SET TASK: Could you copy every line from the material below in which "download" appears?

ROWS:
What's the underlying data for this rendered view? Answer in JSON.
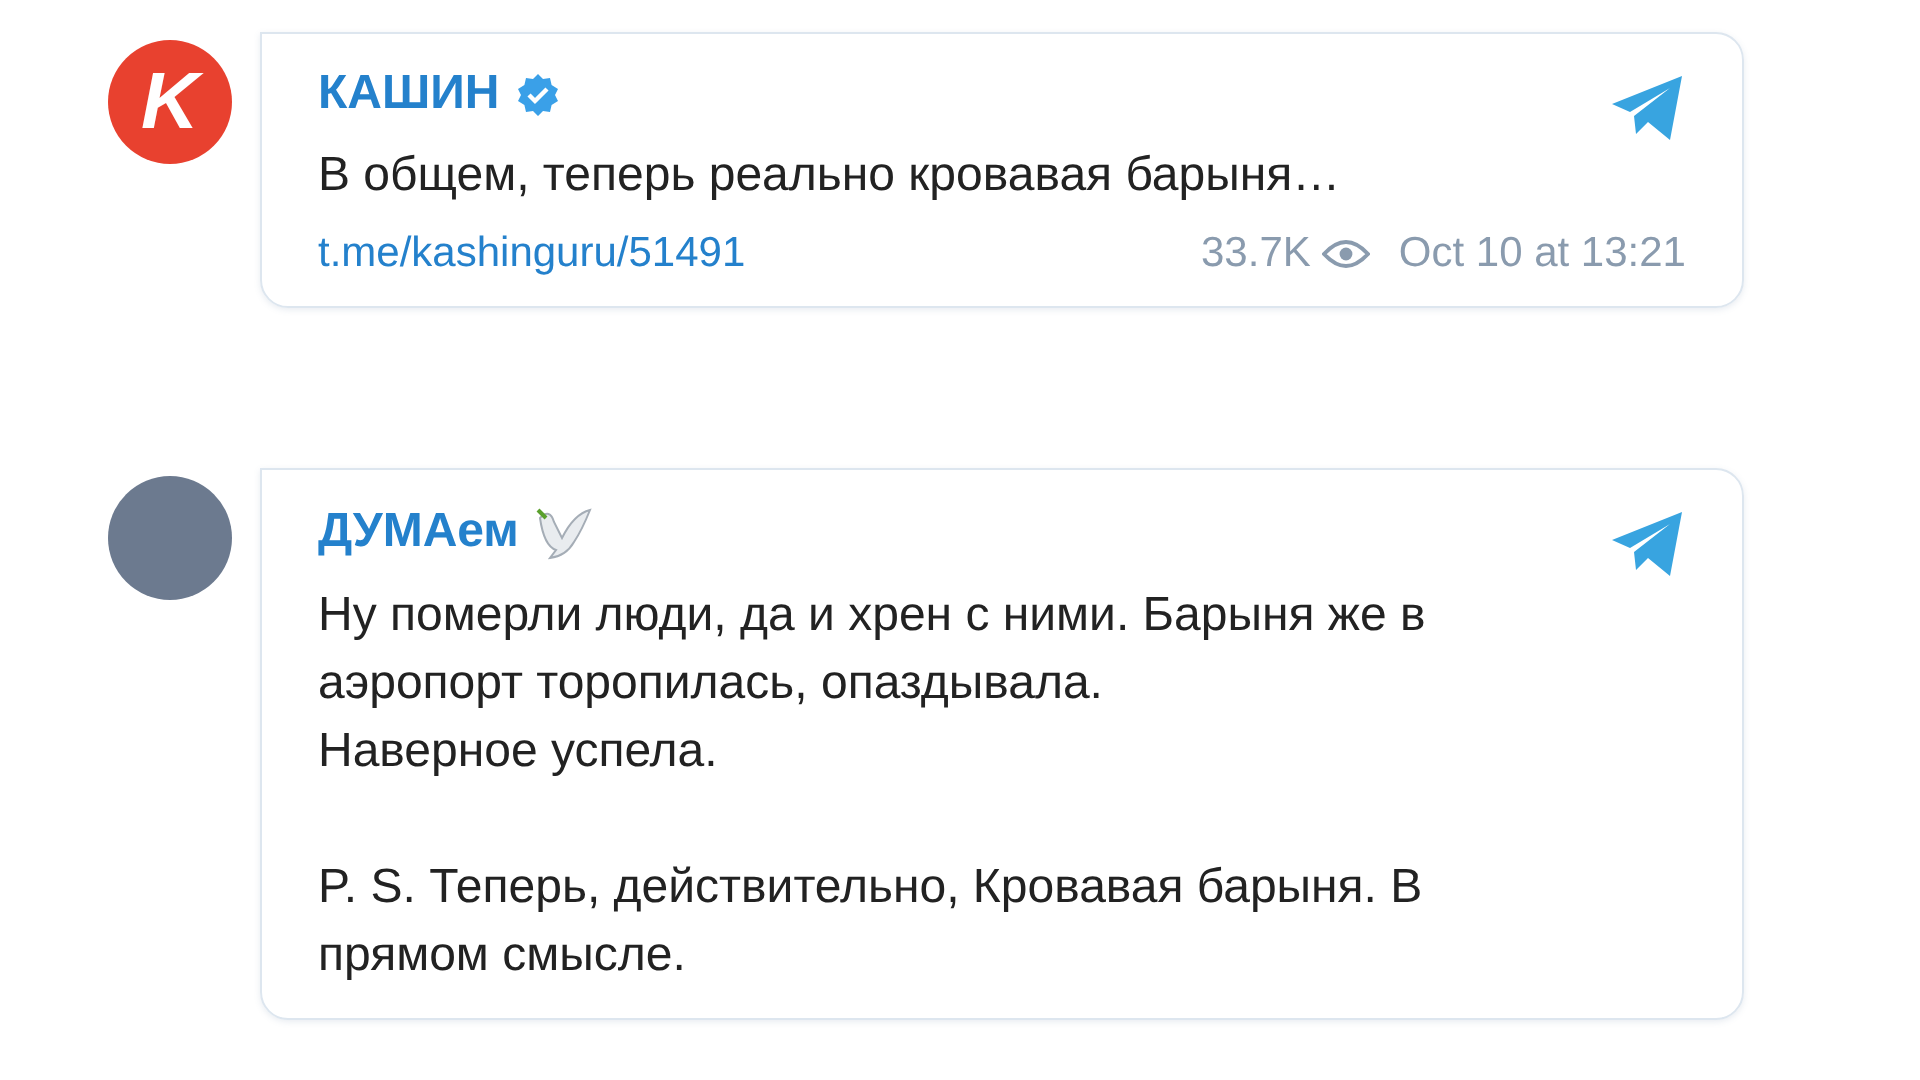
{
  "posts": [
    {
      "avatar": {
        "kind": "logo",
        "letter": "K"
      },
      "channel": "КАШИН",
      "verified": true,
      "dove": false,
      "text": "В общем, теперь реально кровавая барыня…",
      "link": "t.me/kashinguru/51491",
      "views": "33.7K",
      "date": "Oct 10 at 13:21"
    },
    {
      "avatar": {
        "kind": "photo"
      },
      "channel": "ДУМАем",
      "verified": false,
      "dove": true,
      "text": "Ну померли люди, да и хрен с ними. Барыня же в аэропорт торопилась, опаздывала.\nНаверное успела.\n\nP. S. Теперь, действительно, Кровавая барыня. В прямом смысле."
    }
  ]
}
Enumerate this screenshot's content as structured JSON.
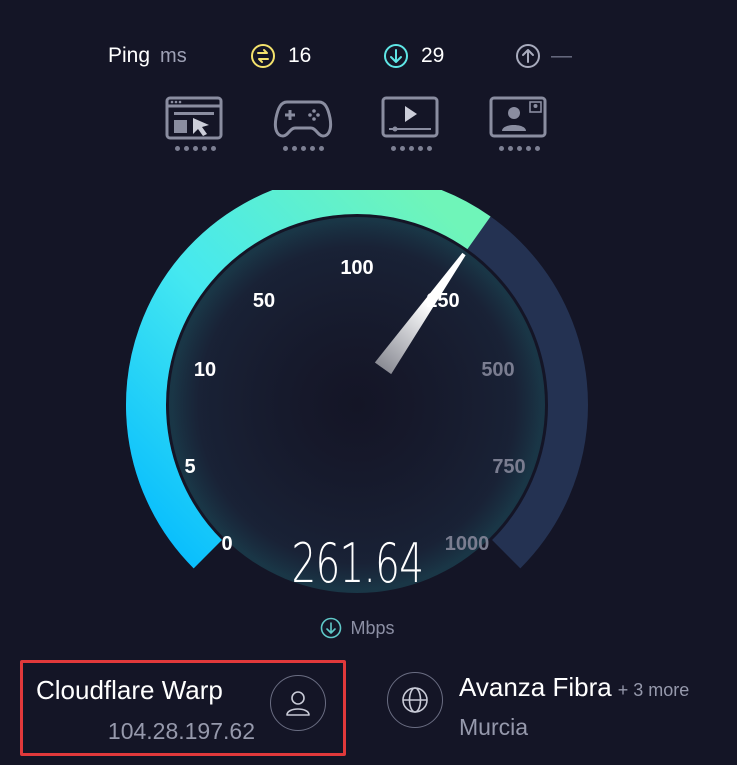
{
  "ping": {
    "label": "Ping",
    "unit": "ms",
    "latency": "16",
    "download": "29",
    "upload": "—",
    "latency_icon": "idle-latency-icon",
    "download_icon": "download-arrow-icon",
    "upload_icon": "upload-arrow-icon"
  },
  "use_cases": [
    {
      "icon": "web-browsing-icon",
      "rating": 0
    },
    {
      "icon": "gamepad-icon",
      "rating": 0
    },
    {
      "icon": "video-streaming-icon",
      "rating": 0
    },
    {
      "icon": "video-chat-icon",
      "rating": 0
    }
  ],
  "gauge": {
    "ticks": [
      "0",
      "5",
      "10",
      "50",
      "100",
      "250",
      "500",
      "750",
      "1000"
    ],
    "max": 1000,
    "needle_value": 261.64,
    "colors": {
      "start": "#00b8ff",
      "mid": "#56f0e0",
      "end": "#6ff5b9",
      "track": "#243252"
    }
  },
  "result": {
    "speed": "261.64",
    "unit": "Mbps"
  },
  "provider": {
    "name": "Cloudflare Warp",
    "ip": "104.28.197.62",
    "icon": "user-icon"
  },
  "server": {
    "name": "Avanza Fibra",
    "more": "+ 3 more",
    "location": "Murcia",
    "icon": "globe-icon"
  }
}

SOLUTION BELOW:
    "download": "29",
    "download_icon": "download-arrow-icon",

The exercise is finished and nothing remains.